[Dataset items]
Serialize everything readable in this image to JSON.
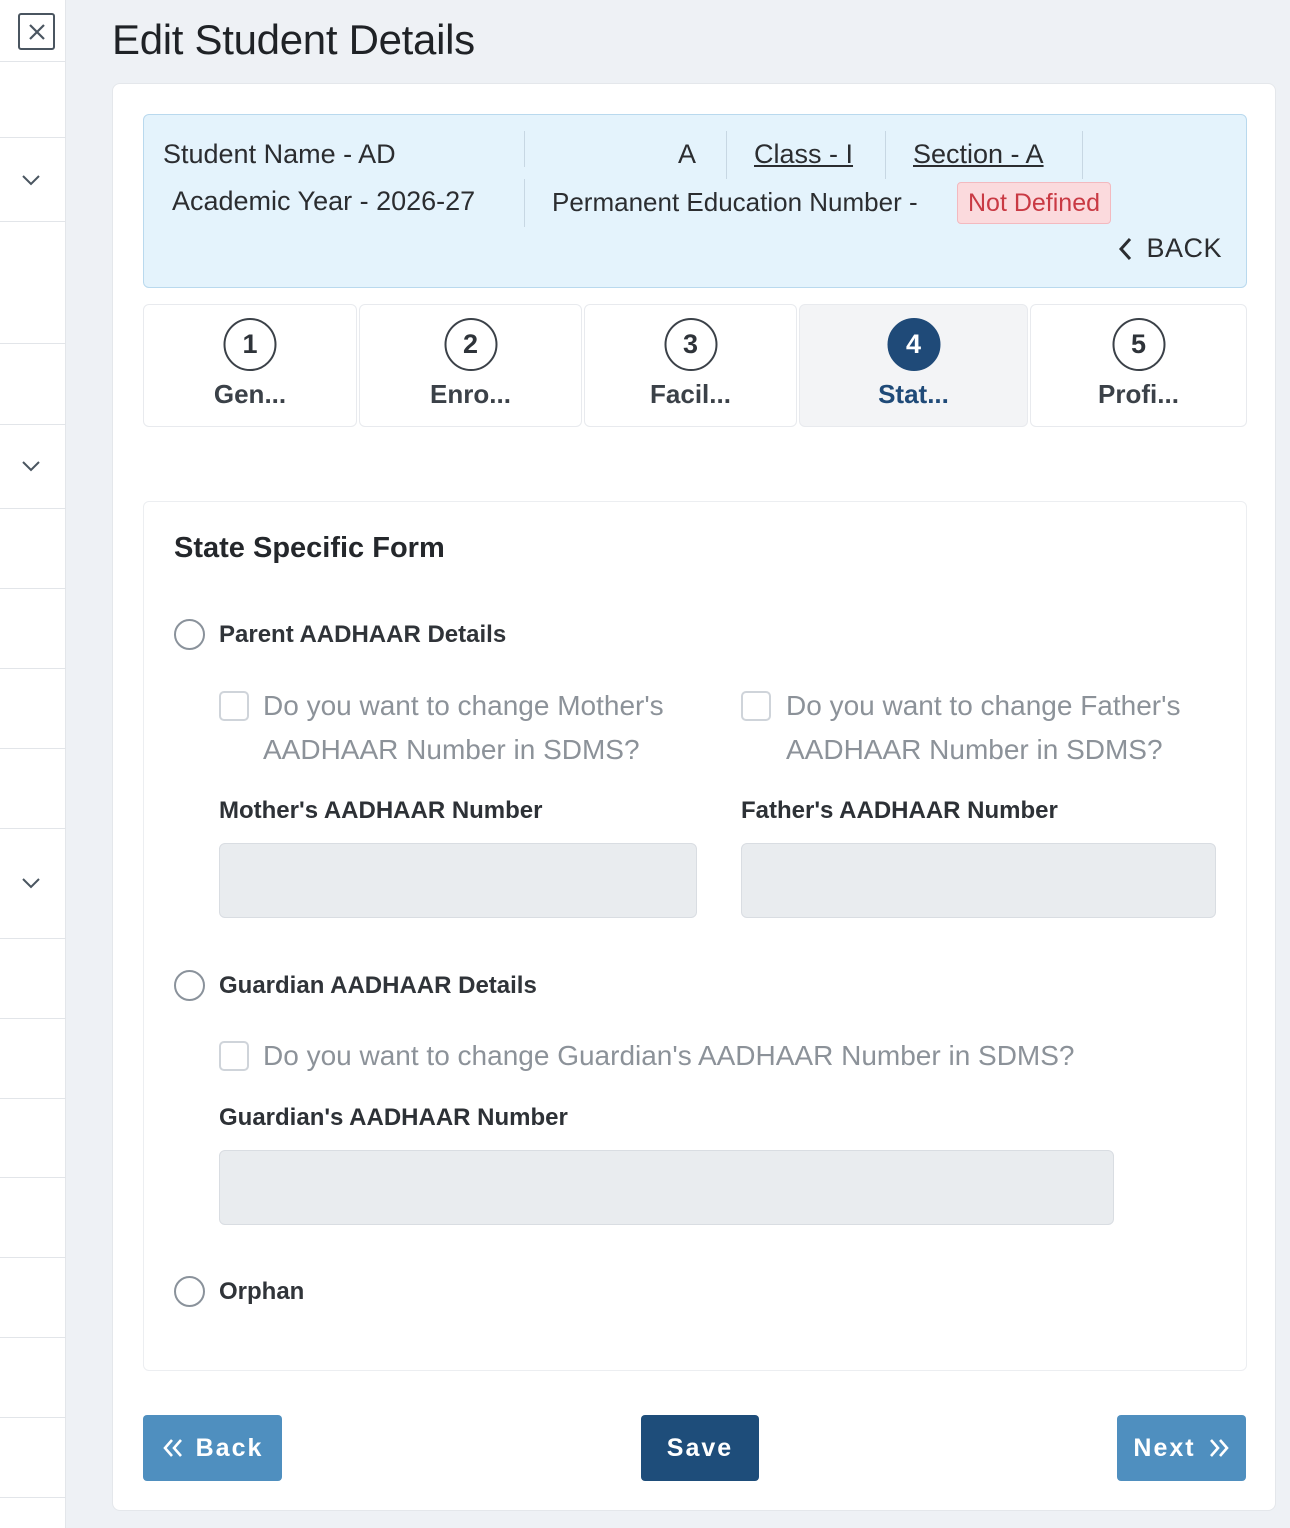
{
  "page": {
    "title": "Edit Student Details"
  },
  "banner": {
    "student_name": "Student Name - AD",
    "student_name_extra": "A",
    "class_label": "Class - I",
    "section_label": "Section - A",
    "academic_year": "Academic Year - 2026-27",
    "pen_label": "Permanent Education Number -",
    "pen_value": "Not Defined",
    "back_label": "BACK"
  },
  "steps": [
    {
      "number": "1",
      "label": "Gen..."
    },
    {
      "number": "2",
      "label": "Enro..."
    },
    {
      "number": "3",
      "label": "Facil..."
    },
    {
      "number": "4",
      "label": "Stat..."
    },
    {
      "number": "5",
      "label": "Profi..."
    }
  ],
  "active_step": "4",
  "form": {
    "heading": "State Specific Form",
    "parent_option": "Parent AADHAAR Details",
    "mother_question": "Do you want to change Mother's AADHAAR Number in SDMS?",
    "father_question": "Do you want to change Father's AADHAAR Number in SDMS?",
    "mother_label": "Mother's AADHAAR Number",
    "father_label": "Father's AADHAAR Number",
    "mother_value": "",
    "father_value": "",
    "guardian_option": "Guardian AADHAAR Details",
    "guardian_question": "Do you want to change Guardian's AADHAAR Number in SDMS?",
    "guardian_label": "Guardian's AADHAAR Number",
    "guardian_value": "",
    "orphan_option": "Orphan"
  },
  "buttons": {
    "back": "Back",
    "save": "Save",
    "next": "Next"
  },
  "colors": {
    "primary_dark": "#1e4d7a",
    "primary_light": "#4f8fbf",
    "banner_bg": "#e4f3fc",
    "badge_text": "#c93a44"
  }
}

- **Task prompt**:
Check each line above for "change" and return the ones that have it.

- **Full solution**:
    "mother_question": "Do you want to change Mother's AADHAAR Number in SDMS?",
    "father_question": "Do you want to change Father's AADHAAR Number in SDMS?",
    "guardian_question": "Do you want to change Guardian's AADHAAR Number in SDMS?",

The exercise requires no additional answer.